## Begin MATERIAL FOR THIS TASK
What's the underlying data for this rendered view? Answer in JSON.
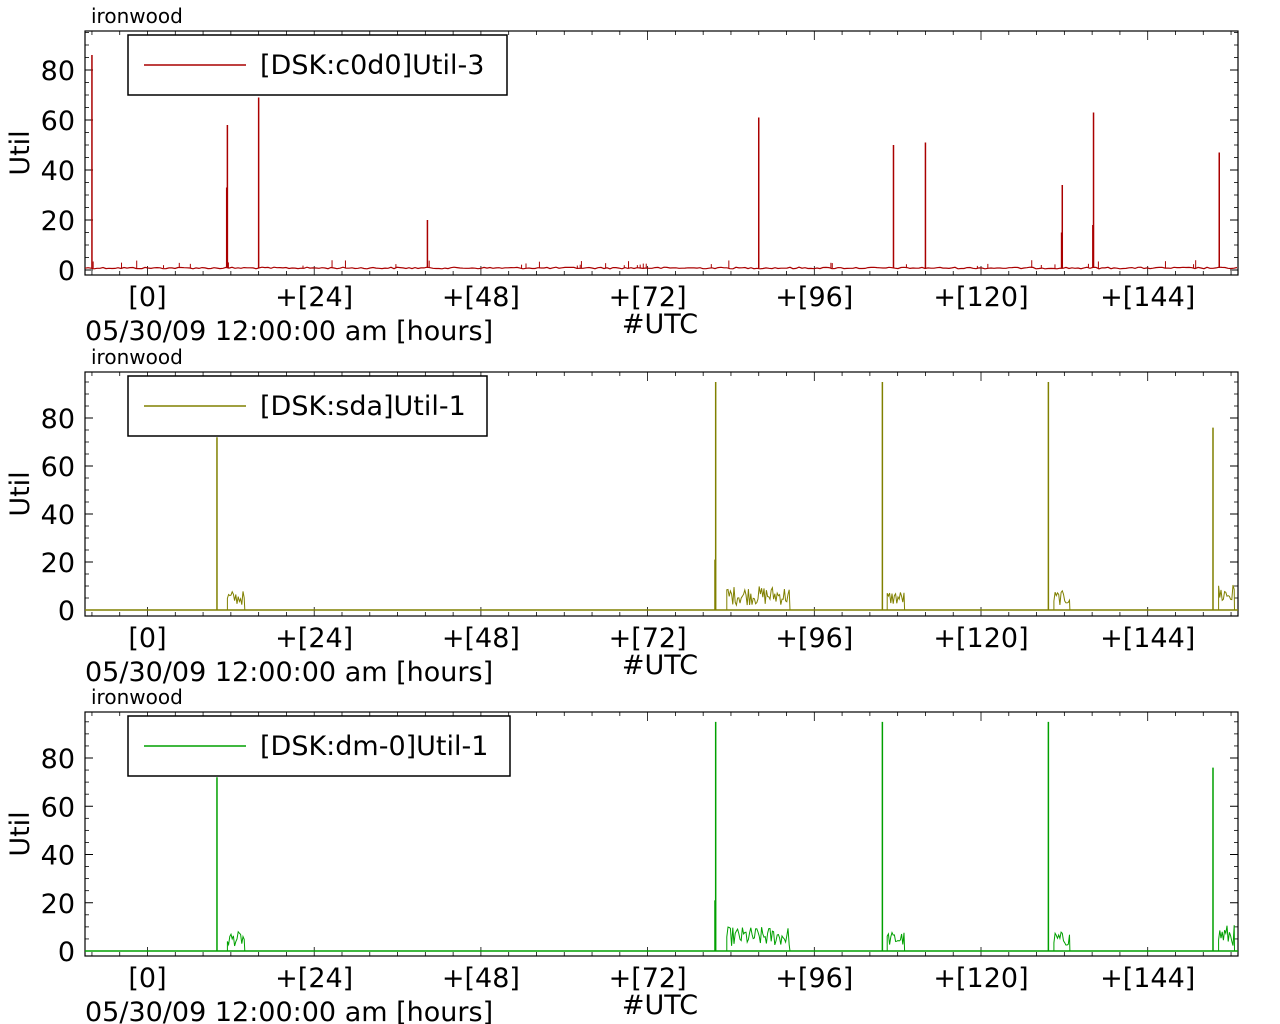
{
  "window": {
    "width": 1280,
    "height": 1024
  },
  "charts": [
    {
      "host": "ironwood",
      "ylabel": "Util",
      "xlabel_left": "05/30/09 12:00:00 am [hours]",
      "xlabel_center": "#UTC",
      "legend_label": "[DSK:c0d0]Util-3",
      "color": "#aa0000",
      "y_ticks": [
        "0",
        "20",
        "40",
        "60",
        "80"
      ],
      "x_ticks": [
        "[0]",
        "+[24]",
        "+[48]",
        "+[72]",
        "+[96]",
        "+[120]",
        "+[144]"
      ]
    },
    {
      "host": "ironwood",
      "ylabel": "Util",
      "xlabel_left": "05/30/09 12:00:00 am [hours]",
      "xlabel_center": "#UTC",
      "legend_label": "[DSK:sda]Util-1",
      "color": "#808000",
      "y_ticks": [
        "0",
        "20",
        "40",
        "60",
        "80"
      ],
      "x_ticks": [
        "[0]",
        "+[24]",
        "+[48]",
        "+[72]",
        "+[96]",
        "+[120]",
        "+[144]"
      ]
    },
    {
      "host": "ironwood",
      "ylabel": "Util",
      "xlabel_left": "05/30/09 12:00:00 am [hours]",
      "xlabel_center": "#UTC",
      "legend_label": "[DSK:dm-0]Util-1",
      "color": "#00a000",
      "y_ticks": [
        "0",
        "20",
        "40",
        "60",
        "80"
      ],
      "x_ticks": [
        "[0]",
        "+[24]",
        "+[48]",
        "+[72]",
        "+[96]",
        "+[120]",
        "+[144]"
      ]
    }
  ],
  "chart_data": [
    {
      "type": "line",
      "title": "ironwood",
      "ylabel": "Util",
      "xlabel": "05/30/09 12:00:00 am [hours]",
      "series": [
        {
          "name": "[DSK:c0d0]Util-3"
        }
      ],
      "xlim": [
        -9,
        157
      ],
      "ylim": [
        -2,
        96
      ],
      "baseline": 0.8,
      "spikes": [
        {
          "x": -8,
          "y": 86
        },
        {
          "x": 11.5,
          "y": 58
        },
        {
          "x": 11.4,
          "y": 33
        },
        {
          "x": 16,
          "y": 69
        },
        {
          "x": 40.3,
          "y": 20
        },
        {
          "x": 88,
          "y": 61
        },
        {
          "x": 107.4,
          "y": 50
        },
        {
          "x": 112,
          "y": 51
        },
        {
          "x": 131.7,
          "y": 34
        },
        {
          "x": 131.6,
          "y": 15
        },
        {
          "x": 136.2,
          "y": 63
        },
        {
          "x": 136.1,
          "y": 18
        },
        {
          "x": 154.3,
          "y": 47
        }
      ],
      "noise_regions": []
    },
    {
      "type": "line",
      "title": "ironwood",
      "ylabel": "Util",
      "xlabel": "05/30/09 12:00:00 am [hours]",
      "series": [
        {
          "name": "[DSK:sda]Util-1"
        }
      ],
      "xlim": [
        -9,
        157
      ],
      "ylim": [
        -2,
        98
      ],
      "baseline": 0,
      "spikes": [
        {
          "x": 10,
          "y": 72
        },
        {
          "x": 81.8,
          "y": 95
        },
        {
          "x": 81.7,
          "y": 21
        },
        {
          "x": 105.8,
          "y": 95
        },
        {
          "x": 129.7,
          "y": 95
        },
        {
          "x": 153.4,
          "y": 76
        }
      ],
      "noise_regions": [
        {
          "x0": 11.5,
          "x1": 14,
          "amp": 8
        },
        {
          "x0": 83.4,
          "x1": 92.5,
          "amp": 10
        },
        {
          "x0": 106.5,
          "x1": 109,
          "amp": 8
        },
        {
          "x0": 130.5,
          "x1": 132.8,
          "amp": 8
        },
        {
          "x0": 154.2,
          "x1": 156.5,
          "amp": 11
        }
      ]
    },
    {
      "type": "line",
      "title": "ironwood",
      "ylabel": "Util",
      "xlabel": "05/30/09 12:00:00 am [hours]",
      "series": [
        {
          "name": "[DSK:dm-0]Util-1"
        }
      ],
      "xlim": [
        -9,
        157
      ],
      "ylim": [
        -2,
        98
      ],
      "baseline": 0,
      "spikes": [
        {
          "x": 10,
          "y": 72
        },
        {
          "x": 81.8,
          "y": 95
        },
        {
          "x": 81.7,
          "y": 21
        },
        {
          "x": 105.8,
          "y": 95
        },
        {
          "x": 129.7,
          "y": 95
        },
        {
          "x": 153.4,
          "y": 76
        }
      ],
      "noise_regions": [
        {
          "x0": 11.5,
          "x1": 14,
          "amp": 8
        },
        {
          "x0": 83.4,
          "x1": 92.5,
          "amp": 10
        },
        {
          "x0": 106.5,
          "x1": 109,
          "amp": 8
        },
        {
          "x0": 130.5,
          "x1": 132.8,
          "amp": 8
        },
        {
          "x0": 154.2,
          "x1": 156.5,
          "amp": 11
        }
      ]
    }
  ]
}
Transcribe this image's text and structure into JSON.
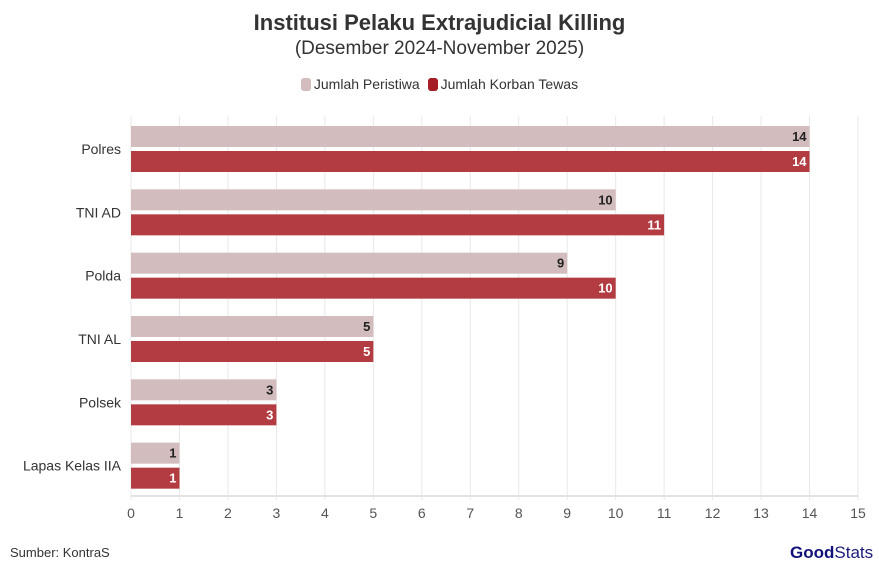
## End MATERIAL FOR THIS TASK
## THE PROBLEM
Without including any pictures, please restate all the records exactly.

## REPLY TO THE EXERCISE
What's the underlying data for this rendered view? Answer in JSON.
{
  "window": {
    "width": 1280,
    "height": 1024
  },
  "charts": [
    {
      "host": "ironwood",
      "ylabel": "Util",
      "xlabel_left": "05/30/09 12:00:00 am [hours]",
      "xlabel_center": "#UTC",
      "legend_label": "[DSK:c0d0]Util-3",
      "color": "#aa0000",
      "y_ticks": [
        "0",
        "20",
        "40",
        "60",
        "80"
      ],
      "x_ticks": [
        "[0]",
        "+[24]",
        "+[48]",
        "+[72]",
        "+[96]",
        "+[120]",
        "+[144]"
      ]
    },
    {
      "host": "ironwood",
      "ylabel": "Util",
      "xlabel_left": "05/30/09 12:00:00 am [hours]",
      "xlabel_center": "#UTC",
      "legend_label": "[DSK:sda]Util-1",
      "color": "#808000",
      "y_ticks": [
        "0",
        "20",
        "40",
        "60",
        "80"
      ],
      "x_ticks": [
        "[0]",
        "+[24]",
        "+[48]",
        "+[72]",
        "+[96]",
        "+[120]",
        "+[144]"
      ]
    },
    {
      "host": "ironwood",
      "ylabel": "Util",
      "xlabel_left": "05/30/09 12:00:00 am [hours]",
      "xlabel_center": "#UTC",
      "legend_label": "[DSK:dm-0]Util-1",
      "color": "#00a000",
      "y_ticks": [
        "0",
        "20",
        "40",
        "60",
        "80"
      ],
      "x_ticks": [
        "[0]",
        "+[24]",
        "+[48]",
        "+[72]",
        "+[96]",
        "+[120]",
        "+[144]"
      ]
    }
  ],
  "chart_data": [
    {
      "type": "line",
      "title": "ironwood",
      "ylabel": "Util",
      "xlabel": "05/30/09 12:00:00 am [hours]",
      "series": [
        {
          "name": "[DSK:c0d0]Util-3"
        }
      ],
      "xlim": [
        -9,
        157
      ],
      "ylim": [
        -2,
        96
      ],
      "baseline": 0.8,
      "spikes": [
        {
          "x": -8,
          "y": 86
        },
        {
          "x": 11.5,
          "y": 58
        },
        {
          "x": 11.4,
          "y": 33
        },
        {
          "x": 16,
          "y": 69
        },
        {
          "x": 40.3,
          "y": 20
        },
        {
          "x": 88,
          "y": 61
        },
        {
          "x": 107.4,
          "y": 50
        },
        {
          "x": 112,
          "y": 51
        },
        {
          "x": 131.7,
          "y": 34
        },
        {
          "x": 131.6,
          "y": 15
        },
        {
          "x": 136.2,
          "y": 63
        },
        {
          "x": 136.1,
          "y": 18
        },
        {
          "x": 154.3,
          "y": 47
        }
      ],
      "noise_regions": []
    },
    {
      "type": "line",
      "title": "ironwood",
      "ylabel": "Util",
      "xlabel": "05/30/09 12:00:00 am [hours]",
      "series": [
        {
          "name": "[DSK:sda]Util-1"
        }
      ],
      "xlim": [
        -9,
        157
      ],
      "ylim": [
        -2,
        98
      ],
      "baseline": 0,
      "spikes": [
        {
          "x": 10,
          "y": 72
        },
        {
          "x": 81.8,
          "y": 95
        },
        {
          "x": 81.7,
          "y": 21
        },
        {
          "x": 105.8,
          "y": 95
        },
        {
          "x": 129.7,
          "y": 95
        },
        {
          "x": 153.4,
          "y": 76
        }
      ],
      "noise_regions": [
        {
          "x0": 11.5,
          "x1": 14,
          "amp": 8
        },
        {
          "x0": 83.4,
          "x1": 92.5,
          "amp": 10
        },
        {
          "x0": 106.5,
          "x1": 109,
          "amp": 8
        },
        {
          "x0": 130.5,
          "x1": 132.8,
          "amp": 8
        },
        {
          "x0": 154.2,
          "x1": 156.5,
          "amp": 11
        }
      ]
    },
    {
      "type": "line",
      "title": "ironwood",
      "ylabel": "Util",
      "xlabel": "05/30/09 12:00:00 am [hours]",
      "series": [
        {
          "name": "[DSK:dm-0]Util-1"
        }
      ],
      "xlim": [
        -9,
        157
      ],
      "ylim": [
        -2,
        98
      ],
      "baseline": 0,
      "spikes": [
        {
          "x": 10,
          "y": 72
        },
        {
          "x": 81.8,
          "y": 95
        },
        {
          "x": 81.7,
          "y": 21
        },
        {
          "x": 105.8,
          "y": 95
        },
        {
          "x": 129.7,
          "y": 95
        },
        {
          "x": 153.4,
          "y": 76
        }
      ],
      "noise_regions": [
        {
          "x0": 11.5,
          "x1": 14,
          "amp": 8
        },
        {
          "x0": 83.4,
          "x1": 92.5,
          "amp": 10
        },
        {
          "x0": 106.5,
          "x1": 109,
          "amp": 8
        },
        {
          "x0": 130.5,
          "x1": 132.8,
          "amp": 8
        },
        {
          "x0": 154.2,
          "x1": 156.5,
          "amp": 11
        }
      ]
    }
  ]
}
Transcribe this image's text and structure into JSON.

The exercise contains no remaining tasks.